>> BEGIN

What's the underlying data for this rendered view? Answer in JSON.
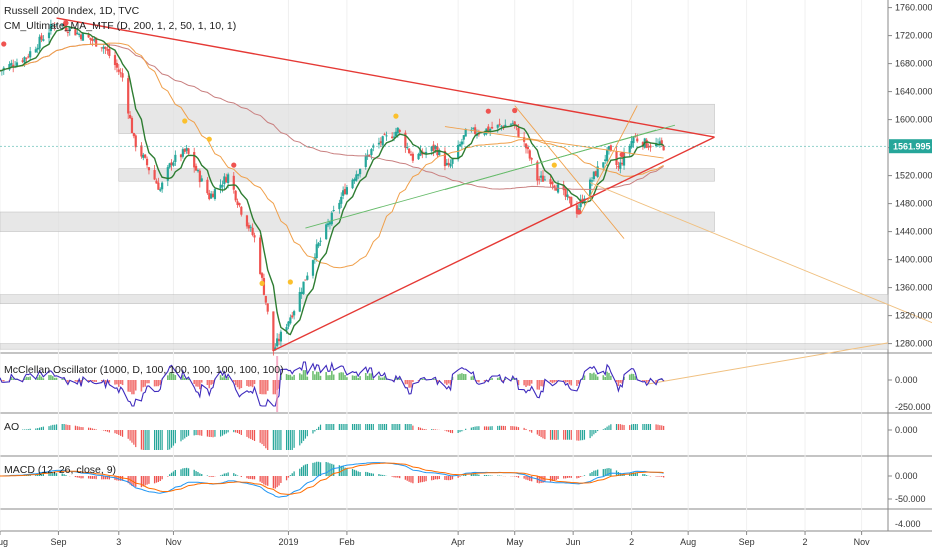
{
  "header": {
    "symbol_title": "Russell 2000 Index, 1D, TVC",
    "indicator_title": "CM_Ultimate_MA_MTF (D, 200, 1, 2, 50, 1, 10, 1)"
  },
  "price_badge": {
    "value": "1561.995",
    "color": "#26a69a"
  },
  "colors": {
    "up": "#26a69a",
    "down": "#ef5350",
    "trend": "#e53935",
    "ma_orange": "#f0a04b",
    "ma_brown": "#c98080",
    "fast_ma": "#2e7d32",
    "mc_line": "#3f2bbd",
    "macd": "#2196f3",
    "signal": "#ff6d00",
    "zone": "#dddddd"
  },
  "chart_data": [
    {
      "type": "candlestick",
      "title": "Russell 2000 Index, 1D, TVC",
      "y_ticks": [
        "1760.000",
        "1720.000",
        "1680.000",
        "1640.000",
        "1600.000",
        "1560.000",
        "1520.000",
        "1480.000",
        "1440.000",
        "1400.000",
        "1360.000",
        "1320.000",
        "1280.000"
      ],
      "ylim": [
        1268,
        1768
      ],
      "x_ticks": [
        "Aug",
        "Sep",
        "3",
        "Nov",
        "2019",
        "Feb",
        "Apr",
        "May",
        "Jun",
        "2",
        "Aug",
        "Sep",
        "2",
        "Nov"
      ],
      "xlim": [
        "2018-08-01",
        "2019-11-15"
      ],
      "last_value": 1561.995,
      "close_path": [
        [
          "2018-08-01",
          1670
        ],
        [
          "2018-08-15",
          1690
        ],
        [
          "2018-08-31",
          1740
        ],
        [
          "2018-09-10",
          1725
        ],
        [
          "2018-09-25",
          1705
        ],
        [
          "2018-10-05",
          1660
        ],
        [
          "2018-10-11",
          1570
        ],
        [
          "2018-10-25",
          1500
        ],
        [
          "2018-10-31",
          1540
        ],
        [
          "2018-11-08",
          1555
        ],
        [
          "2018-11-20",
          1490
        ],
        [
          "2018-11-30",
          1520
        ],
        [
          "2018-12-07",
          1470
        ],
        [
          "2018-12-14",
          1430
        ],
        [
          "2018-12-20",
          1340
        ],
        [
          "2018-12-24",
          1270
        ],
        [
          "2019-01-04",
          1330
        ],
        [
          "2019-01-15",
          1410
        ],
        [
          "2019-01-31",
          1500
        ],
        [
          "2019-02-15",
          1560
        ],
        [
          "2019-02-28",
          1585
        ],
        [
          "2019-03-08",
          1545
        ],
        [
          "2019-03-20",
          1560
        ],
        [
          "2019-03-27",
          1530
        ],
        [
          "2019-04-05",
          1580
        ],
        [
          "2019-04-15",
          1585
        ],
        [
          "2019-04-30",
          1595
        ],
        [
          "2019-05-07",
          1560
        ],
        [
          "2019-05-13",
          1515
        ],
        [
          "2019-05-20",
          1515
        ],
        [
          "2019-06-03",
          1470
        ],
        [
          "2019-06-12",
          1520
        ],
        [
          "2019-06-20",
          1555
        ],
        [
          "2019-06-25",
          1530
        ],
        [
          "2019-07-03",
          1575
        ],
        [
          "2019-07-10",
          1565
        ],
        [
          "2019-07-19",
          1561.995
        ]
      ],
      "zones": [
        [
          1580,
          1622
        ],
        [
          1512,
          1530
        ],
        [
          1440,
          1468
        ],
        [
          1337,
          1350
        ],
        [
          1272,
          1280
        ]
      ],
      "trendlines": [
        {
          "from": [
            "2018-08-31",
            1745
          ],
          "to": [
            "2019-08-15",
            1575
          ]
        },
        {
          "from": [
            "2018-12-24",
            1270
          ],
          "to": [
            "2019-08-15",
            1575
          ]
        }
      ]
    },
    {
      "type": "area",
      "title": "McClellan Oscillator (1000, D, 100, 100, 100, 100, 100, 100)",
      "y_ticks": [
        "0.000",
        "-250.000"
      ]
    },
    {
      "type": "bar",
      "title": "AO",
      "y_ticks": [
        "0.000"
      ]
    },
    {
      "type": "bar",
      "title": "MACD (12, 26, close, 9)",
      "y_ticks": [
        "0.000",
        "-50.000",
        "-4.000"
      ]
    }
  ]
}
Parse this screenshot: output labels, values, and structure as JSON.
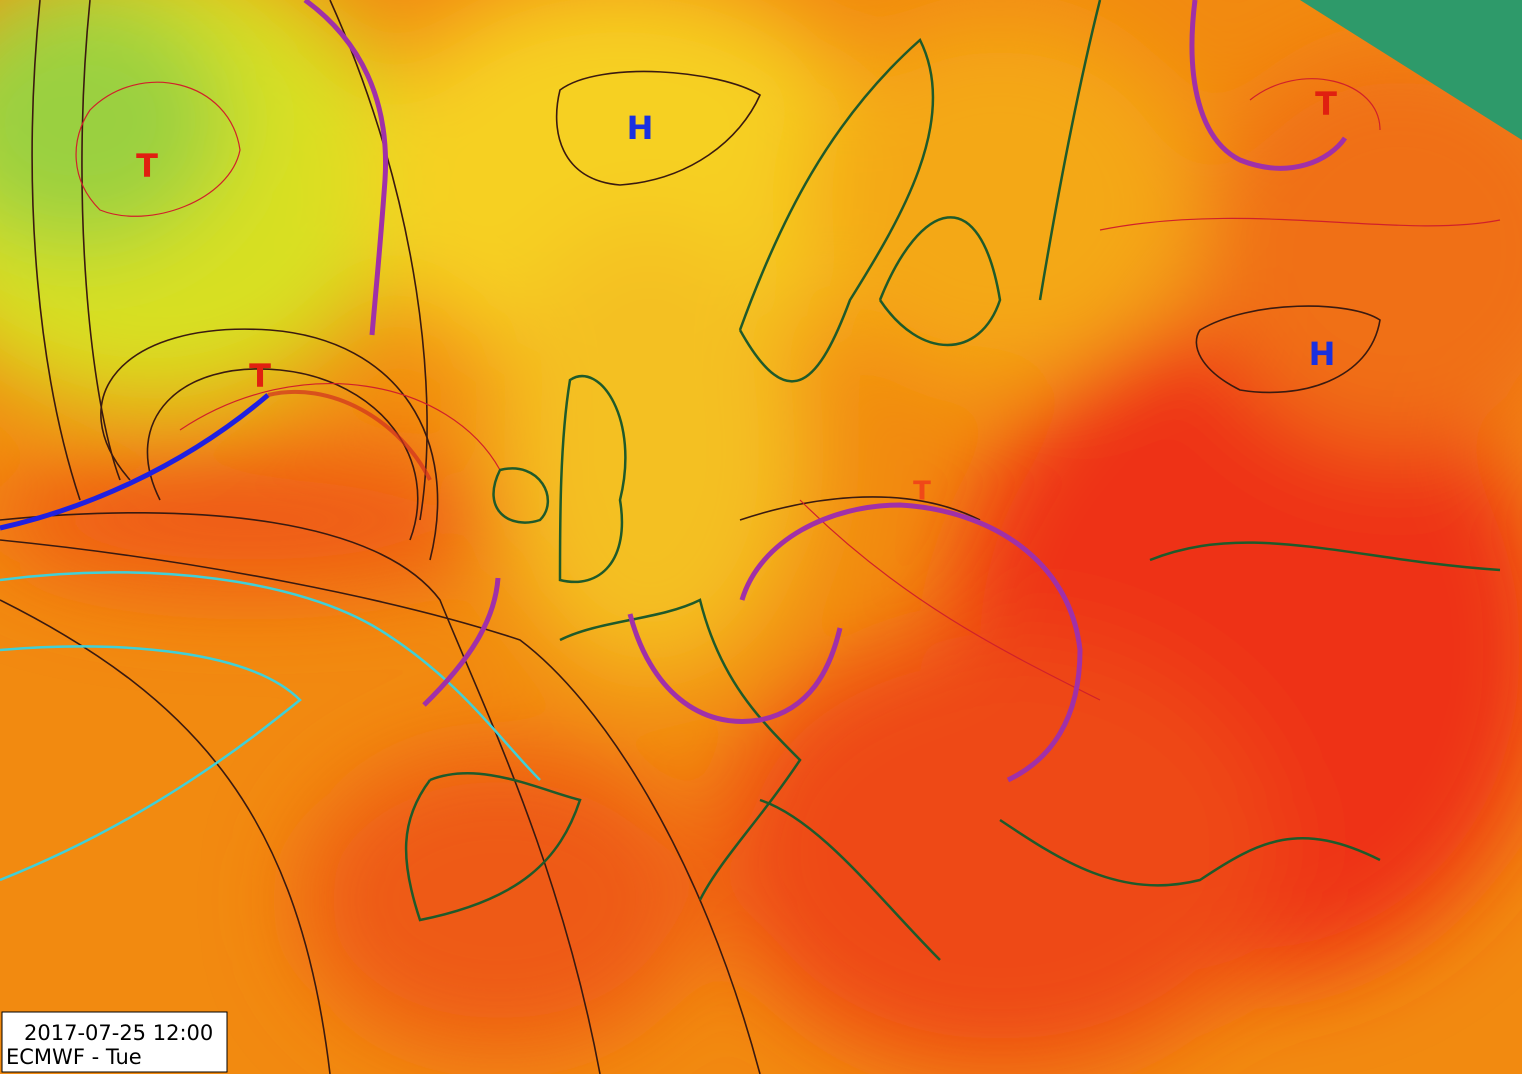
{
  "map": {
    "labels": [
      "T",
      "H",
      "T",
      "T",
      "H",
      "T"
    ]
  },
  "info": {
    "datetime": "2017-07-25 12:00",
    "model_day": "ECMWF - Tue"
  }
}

>> END

GOAL = An exact transcription of all the entries is required, without the pictures.

RESULT OF THE TASK =
What's the underlying data for this rendered view? Answer in JSON.
{
  "header": {
    "symbol_title": "Russell 2000 Index, 1D, TVC",
    "indicator_title": "CM_Ultimate_MA_MTF (D, 200, 1, 2, 50, 1, 10, 1)"
  },
  "price_badge": {
    "value": "1561.995",
    "color": "#26a69a"
  },
  "colors": {
    "up": "#26a69a",
    "down": "#ef5350",
    "trend": "#e53935",
    "ma_orange": "#f0a04b",
    "ma_brown": "#c98080",
    "fast_ma": "#2e7d32",
    "mc_line": "#3f2bbd",
    "macd": "#2196f3",
    "signal": "#ff6d00",
    "zone": "#dddddd"
  },
  "chart_data": [
    {
      "type": "candlestick",
      "title": "Russell 2000 Index, 1D, TVC",
      "y_ticks": [
        "1760.000",
        "1720.000",
        "1680.000",
        "1640.000",
        "1600.000",
        "1560.000",
        "1520.000",
        "1480.000",
        "1440.000",
        "1400.000",
        "1360.000",
        "1320.000",
        "1280.000"
      ],
      "ylim": [
        1268,
        1768
      ],
      "x_ticks": [
        "Aug",
        "Sep",
        "3",
        "Nov",
        "2019",
        "Feb",
        "Apr",
        "May",
        "Jun",
        "2",
        "Aug",
        "Sep",
        "2",
        "Nov"
      ],
      "xlim": [
        "2018-08-01",
        "2019-11-15"
      ],
      "last_value": 1561.995,
      "close_path": [
        [
          "2018-08-01",
          1670
        ],
        [
          "2018-08-15",
          1690
        ],
        [
          "2018-08-31",
          1740
        ],
        [
          "2018-09-10",
          1725
        ],
        [
          "2018-09-25",
          1705
        ],
        [
          "2018-10-05",
          1660
        ],
        [
          "2018-10-11",
          1570
        ],
        [
          "2018-10-25",
          1500
        ],
        [
          "2018-10-31",
          1540
        ],
        [
          "2018-11-08",
          1555
        ],
        [
          "2018-11-20",
          1490
        ],
        [
          "2018-11-30",
          1520
        ],
        [
          "2018-12-07",
          1470
        ],
        [
          "2018-12-14",
          1430
        ],
        [
          "2018-12-20",
          1340
        ],
        [
          "2018-12-24",
          1270
        ],
        [
          "2019-01-04",
          1330
        ],
        [
          "2019-01-15",
          1410
        ],
        [
          "2019-01-31",
          1500
        ],
        [
          "2019-02-15",
          1560
        ],
        [
          "2019-02-28",
          1585
        ],
        [
          "2019-03-08",
          1545
        ],
        [
          "2019-03-20",
          1560
        ],
        [
          "2019-03-27",
          1530
        ],
        [
          "2019-04-05",
          1580
        ],
        [
          "2019-04-15",
          1585
        ],
        [
          "2019-04-30",
          1595
        ],
        [
          "2019-05-07",
          1560
        ],
        [
          "2019-05-13",
          1515
        ],
        [
          "2019-05-20",
          1515
        ],
        [
          "2019-06-03",
          1470
        ],
        [
          "2019-06-12",
          1520
        ],
        [
          "2019-06-20",
          1555
        ],
        [
          "2019-06-25",
          1530
        ],
        [
          "2019-07-03",
          1575
        ],
        [
          "2019-07-10",
          1565
        ],
        [
          "2019-07-19",
          1561.995
        ]
      ],
      "zones": [
        [
          1580,
          1622
        ],
        [
          1512,
          1530
        ],
        [
          1440,
          1468
        ],
        [
          1337,
          1350
        ],
        [
          1272,
          1280
        ]
      ],
      "trendlines": [
        {
          "from": [
            "2018-08-31",
            1745
          ],
          "to": [
            "2019-08-15",
            1575
          ]
        },
        {
          "from": [
            "2018-12-24",
            1270
          ],
          "to": [
            "2019-08-15",
            1575
          ]
        }
      ]
    },
    {
      "type": "area",
      "title": "McClellan Oscillator (1000, D, 100, 100, 100, 100, 100, 100)",
      "y_ticks": [
        "0.000",
        "-250.000"
      ]
    },
    {
      "type": "bar",
      "title": "AO",
      "y_ticks": [
        "0.000"
      ]
    },
    {
      "type": "bar",
      "title": "MACD (12, 26, close, 9)",
      "y_ticks": [
        "0.000",
        "-50.000",
        "-4.000"
      ]
    }
  ]
}
Parse this screenshot: output labels, values, and structure as JSON.
{
  "map": {
    "labels": [
      "T",
      "H",
      "T",
      "T",
      "H",
      "T"
    ]
  },
  "info": {
    "datetime": "2017-07-25 12:00",
    "model_day": "ECMWF - Tue"
  }
}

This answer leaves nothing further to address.